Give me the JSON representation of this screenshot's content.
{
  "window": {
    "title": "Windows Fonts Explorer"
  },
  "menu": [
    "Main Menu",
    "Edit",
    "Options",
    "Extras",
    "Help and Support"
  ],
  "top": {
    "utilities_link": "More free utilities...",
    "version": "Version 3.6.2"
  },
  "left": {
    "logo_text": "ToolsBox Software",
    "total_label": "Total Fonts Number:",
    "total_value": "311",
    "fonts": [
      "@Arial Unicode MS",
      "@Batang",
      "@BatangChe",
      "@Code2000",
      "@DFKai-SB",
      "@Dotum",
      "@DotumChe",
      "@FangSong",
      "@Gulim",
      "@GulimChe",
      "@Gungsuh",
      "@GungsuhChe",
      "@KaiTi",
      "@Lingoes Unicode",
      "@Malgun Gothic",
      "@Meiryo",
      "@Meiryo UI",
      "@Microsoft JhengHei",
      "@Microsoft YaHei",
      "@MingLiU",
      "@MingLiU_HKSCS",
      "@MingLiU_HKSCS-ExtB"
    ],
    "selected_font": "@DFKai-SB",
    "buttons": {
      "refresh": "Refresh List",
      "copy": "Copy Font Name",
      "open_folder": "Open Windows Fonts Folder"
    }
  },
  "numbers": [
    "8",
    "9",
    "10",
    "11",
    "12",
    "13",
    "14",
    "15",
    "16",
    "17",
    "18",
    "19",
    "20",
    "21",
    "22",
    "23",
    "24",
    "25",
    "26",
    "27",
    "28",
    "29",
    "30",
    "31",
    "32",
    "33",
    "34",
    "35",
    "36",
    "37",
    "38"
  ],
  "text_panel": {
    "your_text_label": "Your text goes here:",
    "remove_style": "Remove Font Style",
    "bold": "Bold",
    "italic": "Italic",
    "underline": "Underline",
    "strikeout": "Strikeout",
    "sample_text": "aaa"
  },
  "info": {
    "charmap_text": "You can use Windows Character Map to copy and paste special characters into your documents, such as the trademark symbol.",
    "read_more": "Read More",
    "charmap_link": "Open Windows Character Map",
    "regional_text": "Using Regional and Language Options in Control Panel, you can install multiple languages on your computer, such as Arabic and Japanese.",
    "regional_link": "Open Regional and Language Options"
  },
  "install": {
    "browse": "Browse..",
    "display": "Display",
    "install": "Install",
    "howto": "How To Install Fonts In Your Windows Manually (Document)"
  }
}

## EXERCISE AIM
Without leaving anything out, quote all the data.

## EXPECTED ANSWER
Give me the JSON representation of this screenshot's content.
{
  "window": {
    "title": "Windows Fonts Explorer"
  },
  "menu": [
    "Main Menu",
    "Edit",
    "Options",
    "Extras",
    "Help and Support"
  ],
  "top": {
    "utilities_link": "More free utilities...",
    "version": "Version 3.6.2"
  },
  "left": {
    "logo_text": "ToolsBox Software",
    "total_label": "Total Fonts Number:",
    "total_value": "311",
    "fonts": [
      "@Arial Unicode MS",
      "@Batang",
      "@BatangChe",
      "@Code2000",
      "@DFKai-SB",
      "@Dotum",
      "@DotumChe",
      "@FangSong",
      "@Gulim",
      "@GulimChe",
      "@Gungsuh",
      "@GungsuhChe",
      "@KaiTi",
      "@Lingoes Unicode",
      "@Malgun Gothic",
      "@Meiryo",
      "@Meiryo UI",
      "@Microsoft JhengHei",
      "@Microsoft YaHei",
      "@MingLiU",
      "@MingLiU_HKSCS",
      "@MingLiU_HKSCS-ExtB"
    ],
    "selected_font": "@DFKai-SB",
    "buttons": {
      "refresh": "Refresh List",
      "copy": "Copy Font Name",
      "open_folder": "Open Windows Fonts Folder"
    }
  },
  "numbers": [
    "8",
    "9",
    "10",
    "11",
    "12",
    "13",
    "14",
    "15",
    "16",
    "17",
    "18",
    "19",
    "20",
    "21",
    "22",
    "23",
    "24",
    "25",
    "26",
    "27",
    "28",
    "29",
    "30",
    "31",
    "32",
    "33",
    "34",
    "35",
    "36",
    "37",
    "38"
  ],
  "text_panel": {
    "your_text_label": "Your text goes here:",
    "remove_style": "Remove Font Style",
    "bold": "Bold",
    "italic": "Italic",
    "underline": "Underline",
    "strikeout": "Strikeout",
    "sample_text": "aaa"
  },
  "info": {
    "charmap_text": "You can use Windows Character Map to copy and paste special characters into your documents, such as the trademark symbol.",
    "read_more": "Read More",
    "charmap_link": "Open Windows Character Map",
    "regional_text": "Using Regional and Language Options in Control Panel, you can install multiple languages on your computer, such as Arabic and Japanese.",
    "regional_link": "Open Regional and Language Options"
  },
  "install": {
    "browse": "Browse..",
    "display": "Display",
    "install": "Install",
    "howto": "How To Install Fonts In Your Windows Manually (Document)"
  }
}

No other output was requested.